## Direction
In the entries that follow, find the word "title" and report each line it is on.

## Exercise input

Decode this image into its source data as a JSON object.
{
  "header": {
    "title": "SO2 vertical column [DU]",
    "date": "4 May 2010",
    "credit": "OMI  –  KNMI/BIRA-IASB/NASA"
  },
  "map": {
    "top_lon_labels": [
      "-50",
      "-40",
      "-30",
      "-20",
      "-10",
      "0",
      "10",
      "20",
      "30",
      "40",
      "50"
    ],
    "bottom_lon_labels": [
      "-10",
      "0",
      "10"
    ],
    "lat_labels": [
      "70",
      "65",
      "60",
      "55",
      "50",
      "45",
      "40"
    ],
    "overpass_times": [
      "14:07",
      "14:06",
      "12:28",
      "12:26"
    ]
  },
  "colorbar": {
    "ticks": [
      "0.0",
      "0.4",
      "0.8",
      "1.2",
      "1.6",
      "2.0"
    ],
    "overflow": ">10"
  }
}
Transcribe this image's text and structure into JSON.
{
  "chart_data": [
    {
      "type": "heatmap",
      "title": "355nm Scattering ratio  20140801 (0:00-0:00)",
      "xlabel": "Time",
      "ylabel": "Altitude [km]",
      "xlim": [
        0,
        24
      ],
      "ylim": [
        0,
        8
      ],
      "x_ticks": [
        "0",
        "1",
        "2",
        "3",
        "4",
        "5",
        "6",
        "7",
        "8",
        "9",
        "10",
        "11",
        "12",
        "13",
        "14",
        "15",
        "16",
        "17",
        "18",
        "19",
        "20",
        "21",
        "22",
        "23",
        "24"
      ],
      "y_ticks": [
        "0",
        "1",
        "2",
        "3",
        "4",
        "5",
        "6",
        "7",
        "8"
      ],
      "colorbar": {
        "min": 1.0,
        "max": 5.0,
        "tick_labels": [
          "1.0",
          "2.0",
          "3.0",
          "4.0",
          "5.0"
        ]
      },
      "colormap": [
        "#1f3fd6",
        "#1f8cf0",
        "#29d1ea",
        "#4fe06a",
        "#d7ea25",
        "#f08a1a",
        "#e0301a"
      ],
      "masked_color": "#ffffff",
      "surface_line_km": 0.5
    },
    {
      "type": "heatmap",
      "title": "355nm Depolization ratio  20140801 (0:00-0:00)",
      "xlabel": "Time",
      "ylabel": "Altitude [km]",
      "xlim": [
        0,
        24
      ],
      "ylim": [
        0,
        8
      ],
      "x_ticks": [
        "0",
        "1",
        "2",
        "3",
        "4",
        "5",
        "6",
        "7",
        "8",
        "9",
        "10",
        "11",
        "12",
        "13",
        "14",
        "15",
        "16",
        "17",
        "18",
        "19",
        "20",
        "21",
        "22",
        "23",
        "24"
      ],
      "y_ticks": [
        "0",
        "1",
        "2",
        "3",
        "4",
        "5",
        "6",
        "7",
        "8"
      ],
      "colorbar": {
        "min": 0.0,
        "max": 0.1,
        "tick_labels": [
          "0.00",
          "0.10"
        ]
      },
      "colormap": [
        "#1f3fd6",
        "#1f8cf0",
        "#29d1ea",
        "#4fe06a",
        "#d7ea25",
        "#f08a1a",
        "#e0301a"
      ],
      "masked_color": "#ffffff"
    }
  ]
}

## Response
    "title": "SO2 vertical column [DU]",
      "title": "355nm Scattering ratio  20140801 (0:00-0:00)",
      "title": "355nm Depolization ratio  20140801 (0:00-0:00)",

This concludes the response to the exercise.